Data listing:
........
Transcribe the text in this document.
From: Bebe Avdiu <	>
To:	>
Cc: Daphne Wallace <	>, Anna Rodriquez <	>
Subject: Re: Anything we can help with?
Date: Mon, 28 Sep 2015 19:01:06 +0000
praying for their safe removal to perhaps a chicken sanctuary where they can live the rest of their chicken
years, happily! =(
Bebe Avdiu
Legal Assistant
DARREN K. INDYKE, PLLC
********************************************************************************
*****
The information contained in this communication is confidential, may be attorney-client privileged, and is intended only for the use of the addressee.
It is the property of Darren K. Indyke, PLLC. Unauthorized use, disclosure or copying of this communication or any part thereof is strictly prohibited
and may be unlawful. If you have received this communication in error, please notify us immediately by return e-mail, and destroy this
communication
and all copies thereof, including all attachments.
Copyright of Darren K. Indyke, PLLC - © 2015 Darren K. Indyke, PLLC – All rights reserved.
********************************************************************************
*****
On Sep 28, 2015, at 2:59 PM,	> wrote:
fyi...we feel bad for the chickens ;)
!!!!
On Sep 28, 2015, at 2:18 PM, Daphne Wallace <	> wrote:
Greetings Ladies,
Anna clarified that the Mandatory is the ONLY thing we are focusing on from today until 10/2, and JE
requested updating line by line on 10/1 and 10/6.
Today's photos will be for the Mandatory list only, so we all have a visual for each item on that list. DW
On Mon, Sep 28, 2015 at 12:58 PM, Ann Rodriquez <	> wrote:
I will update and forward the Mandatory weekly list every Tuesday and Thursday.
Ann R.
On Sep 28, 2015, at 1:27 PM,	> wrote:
........
_Short task:_ Emit the records above again, exactly, with no line skipped.

_Complete answer:_
Transcribe the text in this document.
From: Bebe Avdiu <	>
To:	>
Cc: Daphne Wallace <	>, Anna Rodriquez <	>
Subject: Re: Anything we can help with?
Date: Mon, 28 Sep 2015 19:01:06 +0000
praying for their safe removal to perhaps a chicken sanctuary where they can live the rest of their chicken
years, happily! =(
Bebe Avdiu
Legal Assistant
DARREN K. INDYKE, PLLC
********************************************************************************
*****
The information contained in this communication is confidential, may be attorney-client privileged, and is intended only for the use of the addressee.
It is the property of Darren K. Indyke, PLLC. Unauthorized use, disclosure or copying of this communication or any part thereof is strictly prohibited
and may be unlawful. If you have received this communication in error, please notify us immediately by return e-mail, and destroy this
communication
and all copies thereof, including all attachments.
Copyright of Darren K. Indyke, PLLC - © 2015 Darren K. Indyke, PLLC – All rights reserved.
********************************************************************************
*****
On Sep 28, 2015, at 2:59 PM,	> wrote:
fyi...we feel bad for the chickens ;)
!!!!
On Sep 28, 2015, at 2:18 PM, Daphne Wallace <	> wrote:
Greetings Ladies,
Anna clarified that the Mandatory is the ONLY thing we are focusing on from today until 10/2, and JE
requested updating line by line on 10/1 and 10/6.
Today's photos will be for the Mandatory list only, so we all have a visual for each item on that list. DW
On Mon, Sep 28, 2015 at 12:58 PM, Ann Rodriquez <	> wrote:
I will update and forward the Mandatory weekly list every Tuesday and Thursday.
Ann R.
On Sep 28, 2015, at 1:27 PM,	> wrote:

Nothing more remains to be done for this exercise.